* _Parts of the exercise_
1: According to the security agreement excerpt, why does the Security Interest not make the Collateral Agent or any other Secured Party liable for a Grantor's obligations arising out of the Collateral?
2: In the rows, rename "x-tick-label" to "x-axis-label" and write out again the lines from the line with "data-point: [1392, 527, 1416, 552]" to the line with "y-tick-label: 0.1: [70, 757, 101, 782]", changing nothing else.

* _Passage to read_
▬▬▬▬▬▬

SECURITY FOR OBLIGATIONS; NO ASSUMPTION OF LIABILITY

 

Section 2.1   Security for Obligations

 

This Guaranty and Security Agreement secures, and the Collateral is collateral security for, the prompt and complete payment or performance in full when due, whether at stated maturity, by required prepayment, declaration, acceleration, demand or otherwise (including the payment of amounts that would become due but for the operation of the automatic stay under Section 362(a) of Title 11 of the United States Code, or any similar provision of any other bankruptcy, insolvency, receivership or other similar law), of all Obligations with respect to each Grantor.

 

Section 2.2   No Assumption of Liability

 

Notwithstanding anything to the contrary herein, the Security Interest is granted as security only and shall not subject the Collateral Agent or any other Secured Party to, or in any way alter or modify, any obligation or liability of any Grantor with respect to or arising out of the Collateral.

 

ARTICLE 3.

▬▬▬▬▬▬

* _Source data_
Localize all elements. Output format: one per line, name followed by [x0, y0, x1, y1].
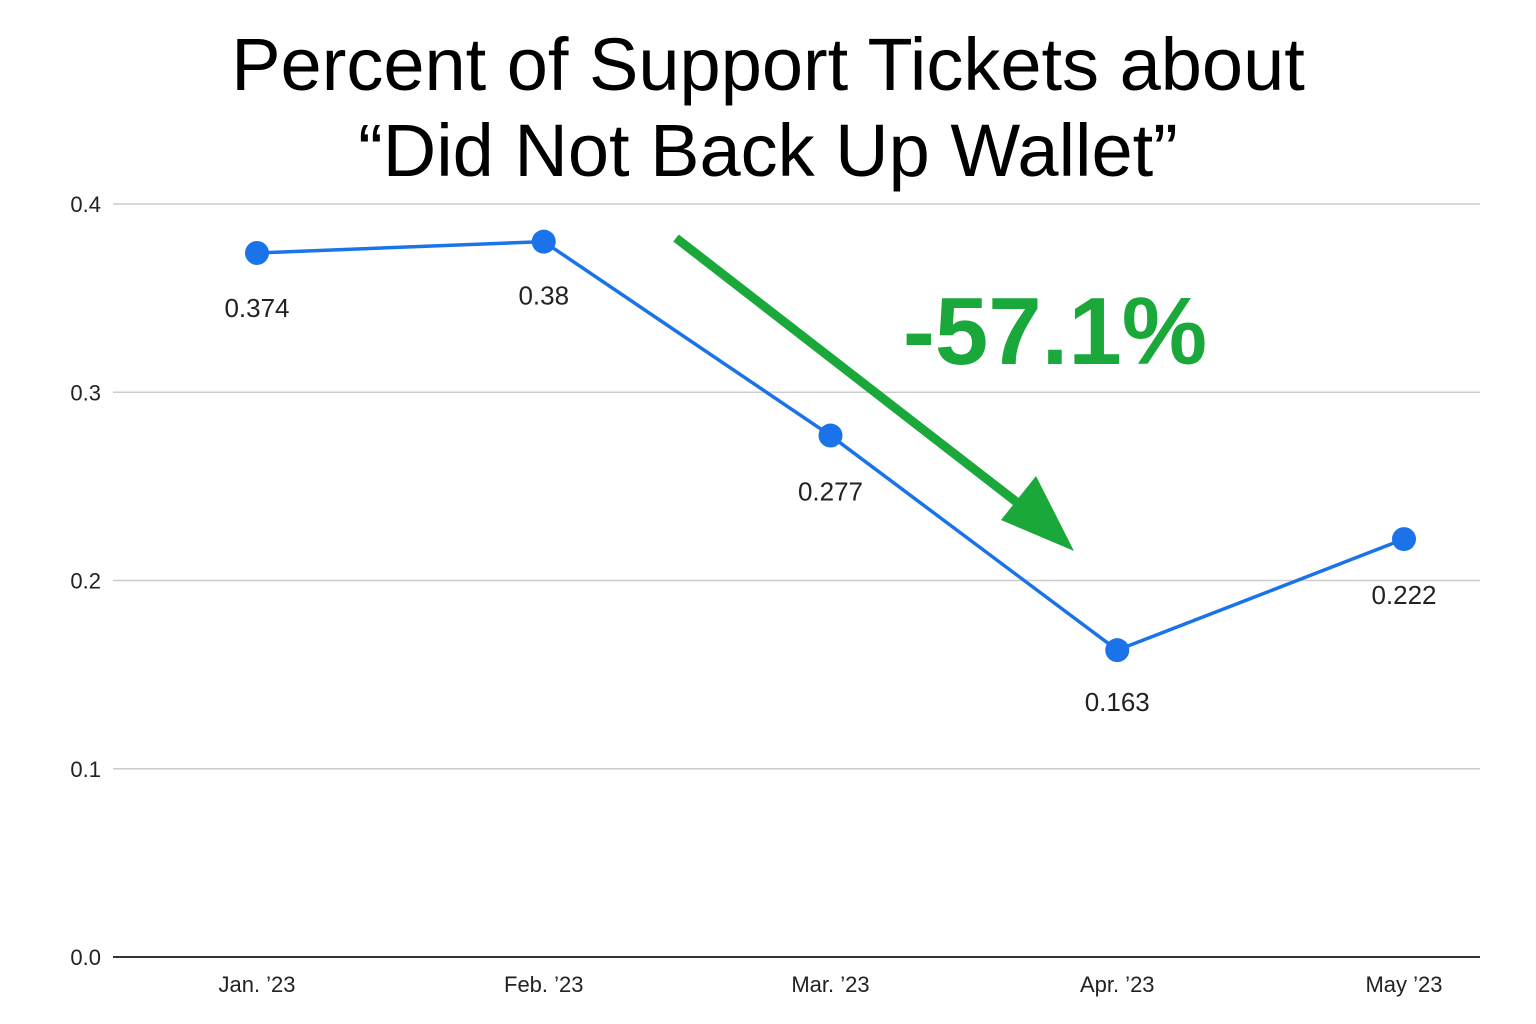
data-point: [1392, 527, 1416, 552]
chart-title-line-2: “Did Not Back Up Wallet”: [358, 109, 1178, 192]
data-point: [818, 423, 843, 448]
data-labels: 0.374 0.38 0.277 0.163 0.222: [224, 281, 1436, 718]
annotation-label: -57.1%: [903, 278, 1207, 385]
x-tick-label: Jan. ’23: [218, 972, 295, 997]
y-tick-label: 0.1: [70, 757, 101, 782]
x-tick-label: Apr. ’23: [1080, 972, 1155, 997]
data-point: [1105, 638, 1130, 663]
x-tick-label: Feb. ’23: [504, 972, 584, 997]
y-tick-label: 0.4: [70, 192, 101, 217]
y-tick-label: 0.2: [70, 569, 101, 594]
data-label: 0.374: [224, 293, 289, 323]
x-axis-ticks: Jan. ’23 Feb. ’23 Mar. ’23 Apr. ’23 May ’23: [218, 972, 1442, 997]
data-point: [531, 229, 556, 254]
data-label: 0.277: [798, 477, 863, 507]
x-tick-label: May ’23: [1365, 972, 1442, 997]
data-label: 0.222: [1371, 580, 1436, 610]
series: [245, 229, 1416, 663]
annotation-arrow-shaft: [673, 234, 1035, 518]
data-label: 0.38: [518, 281, 569, 311]
annotation-arrow-head: [1001, 476, 1074, 551]
data-point: [245, 240, 269, 265]
gridlines: [113, 203, 1480, 958]
x-tick-label: Mar. ’23: [791, 972, 869, 997]
chart-title: Percent of Support Tickets about “Did No…: [0, 22, 1536, 194]
y-tick-label: 0.0: [70, 945, 101, 970]
chart-title-line-1: Percent of Support Tickets about: [231, 23, 1305, 106]
y-tick-label: 0.3: [70, 380, 101, 405]
change-annotation: -57.1%: [673, 234, 1207, 551]
data-label: 0.163: [1085, 687, 1150, 717]
y-axis-ticks: 0.0 0.1 0.2 0.3 0.4: [70, 192, 101, 970]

▬▬▬▬▬▬

* _In response_
1: The Security Interest is granted as security only. For that reason, it does not subject the Collateral Agent or any other Secured Party to any obligation or liability of any Grantor with respect to or arising out of the Collateral. It also does not alter or modify any such obligation or liability.

2:
data-point: [1392, 527, 1416, 552]
chart-title-line-2: “Did Not Back Up Wallet”: [358, 109, 1178, 192]
data-point: [818, 423, 843, 448]
data-labels: 0.374 0.38 0.277 0.163 0.222: [224, 281, 1436, 718]
annotation-label: -57.1%: [903, 278, 1207, 385]
x-axis-label: Jan. ’23: [218, 972, 295, 997]
y-tick-label: 0.1: [70, 757, 101, 782]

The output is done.